PROBLEM TO SOLVE :: Repeat the lines below exactly as they appear, but leave out the images.

DATA EXTRACT ::
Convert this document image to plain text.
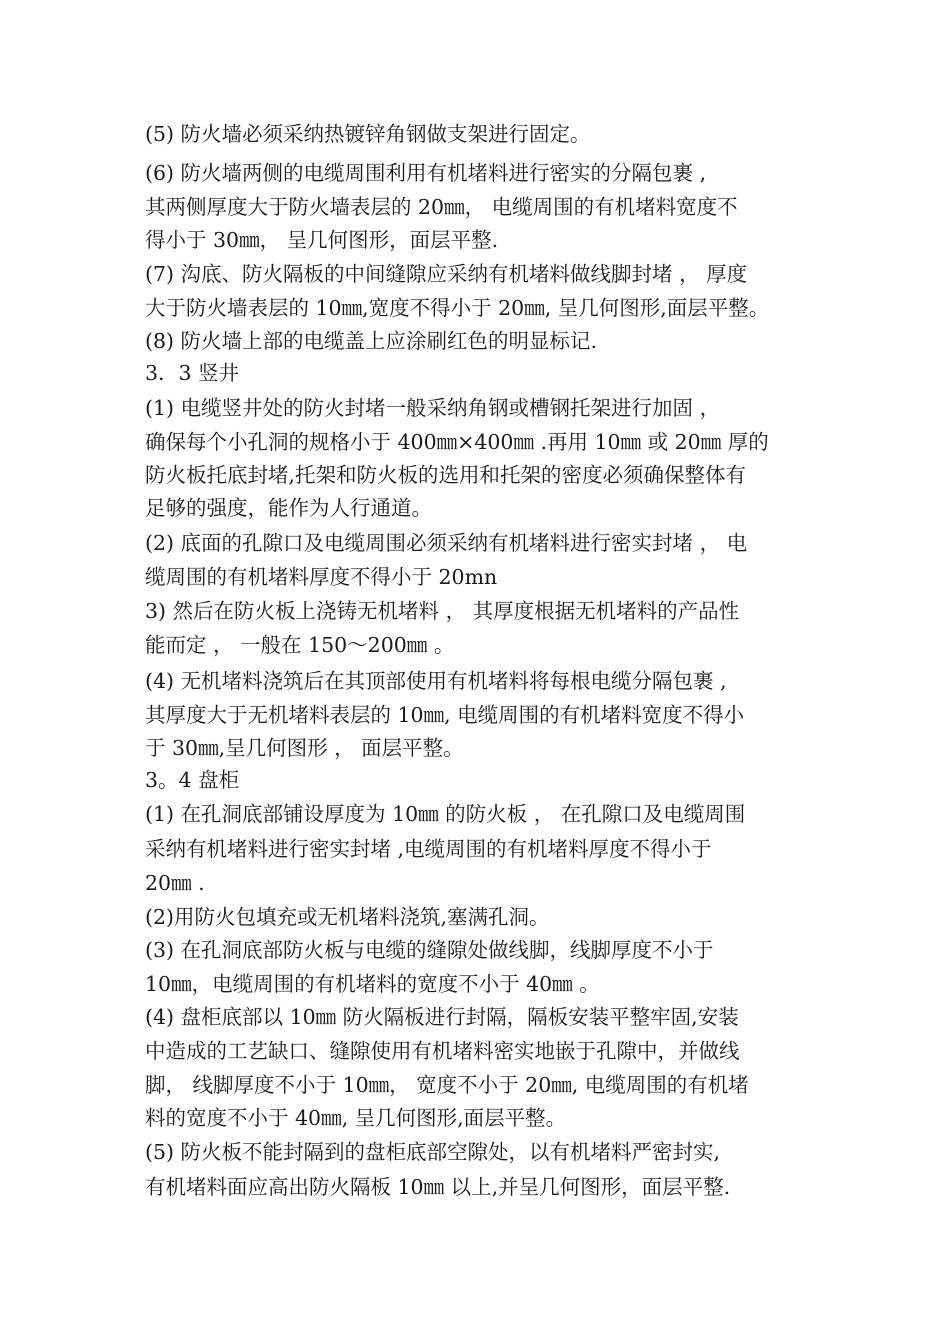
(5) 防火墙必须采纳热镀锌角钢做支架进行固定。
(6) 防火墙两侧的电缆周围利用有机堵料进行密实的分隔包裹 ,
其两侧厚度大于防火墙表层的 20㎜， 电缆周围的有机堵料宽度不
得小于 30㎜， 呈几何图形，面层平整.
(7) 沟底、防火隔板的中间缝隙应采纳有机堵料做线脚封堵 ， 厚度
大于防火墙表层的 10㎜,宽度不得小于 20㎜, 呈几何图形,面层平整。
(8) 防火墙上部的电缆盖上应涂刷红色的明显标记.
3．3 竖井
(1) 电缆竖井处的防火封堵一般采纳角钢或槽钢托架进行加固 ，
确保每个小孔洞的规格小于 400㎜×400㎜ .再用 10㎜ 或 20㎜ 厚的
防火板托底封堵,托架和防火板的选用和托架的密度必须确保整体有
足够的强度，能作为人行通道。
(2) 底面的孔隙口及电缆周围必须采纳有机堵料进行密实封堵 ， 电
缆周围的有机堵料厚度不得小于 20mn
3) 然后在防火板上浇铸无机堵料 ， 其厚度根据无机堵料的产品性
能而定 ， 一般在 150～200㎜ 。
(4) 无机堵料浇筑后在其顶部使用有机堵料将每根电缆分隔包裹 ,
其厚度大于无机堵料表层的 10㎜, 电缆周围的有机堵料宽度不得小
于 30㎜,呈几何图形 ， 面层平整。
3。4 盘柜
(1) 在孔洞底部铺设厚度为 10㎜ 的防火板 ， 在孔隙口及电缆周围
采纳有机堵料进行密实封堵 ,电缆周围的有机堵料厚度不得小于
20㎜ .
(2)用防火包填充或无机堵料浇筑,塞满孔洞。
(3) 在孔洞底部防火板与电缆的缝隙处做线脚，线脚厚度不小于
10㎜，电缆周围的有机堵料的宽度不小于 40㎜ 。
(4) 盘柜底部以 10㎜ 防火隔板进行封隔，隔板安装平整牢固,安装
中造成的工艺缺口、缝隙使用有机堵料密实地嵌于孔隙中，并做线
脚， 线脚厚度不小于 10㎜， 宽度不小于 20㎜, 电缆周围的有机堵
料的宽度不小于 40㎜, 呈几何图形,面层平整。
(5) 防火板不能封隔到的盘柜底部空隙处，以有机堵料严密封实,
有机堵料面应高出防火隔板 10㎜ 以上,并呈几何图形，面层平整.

SOLUTION BELOW ::
Convert this document image to plain text.
(5) 防火墙必须采纳热镀锌角钢做支架进行固定。
(6) 防火墙两侧的电缆周围利用有机堵料进行密实的分隔包裹 ,
其两侧厚度大于防火墙表层的 20㎜， 电缆周围的有机堵料宽度不
得小于 30㎜， 呈几何图形，面层平整.
(7) 沟底、防火隔板的中间缝隙应采纳有机堵料做线脚封堵 ， 厚度
大于防火墙表层的 10㎜,宽度不得小于 20㎜, 呈几何图形,面层平整。
(8) 防火墙上部的电缆盖上应涂刷红色的明显标记.
3．3 竖井
(1) 电缆竖井处的防火封堵一般采纳角钢或槽钢托架进行加固 ，
确保每个小孔洞的规格小于 400㎜×400㎜ .再用 10㎜ 或 20㎜ 厚的
防火板托底封堵,托架和防火板的选用和托架的密度必须确保整体有
足够的强度，能作为人行通道。
(2) 底面的孔隙口及电缆周围必须采纳有机堵料进行密实封堵 ， 电
缆周围的有机堵料厚度不得小于 20mn
3) 然后在防火板上浇铸无机堵料 ， 其厚度根据无机堵料的产品性
能而定 ， 一般在 150～200㎜ 。
(4) 无机堵料浇筑后在其顶部使用有机堵料将每根电缆分隔包裹 ,
其厚度大于无机堵料表层的 10㎜, 电缆周围的有机堵料宽度不得小
于 30㎜,呈几何图形 ， 面层平整。
3。4 盘柜
(1) 在孔洞底部铺设厚度为 10㎜ 的防火板 ， 在孔隙口及电缆周围
采纳有机堵料进行密实封堵 ,电缆周围的有机堵料厚度不得小于
20㎜ .
(2)用防火包填充或无机堵料浇筑,塞满孔洞。
(3) 在孔洞底部防火板与电缆的缝隙处做线脚，线脚厚度不小于
10㎜，电缆周围的有机堵料的宽度不小于 40㎜ 。
(4) 盘柜底部以 10㎜ 防火隔板进行封隔，隔板安装平整牢固,安装
中造成的工艺缺口、缝隙使用有机堵料密实地嵌于孔隙中，并做线
脚， 线脚厚度不小于 10㎜， 宽度不小于 20㎜, 电缆周围的有机堵
料的宽度不小于 40㎜, 呈几何图形,面层平整。
(5) 防火板不能封隔到的盘柜底部空隙处，以有机堵料严密封实,
有机堵料面应高出防火隔板 10㎜ 以上,并呈几何图形，面层平整.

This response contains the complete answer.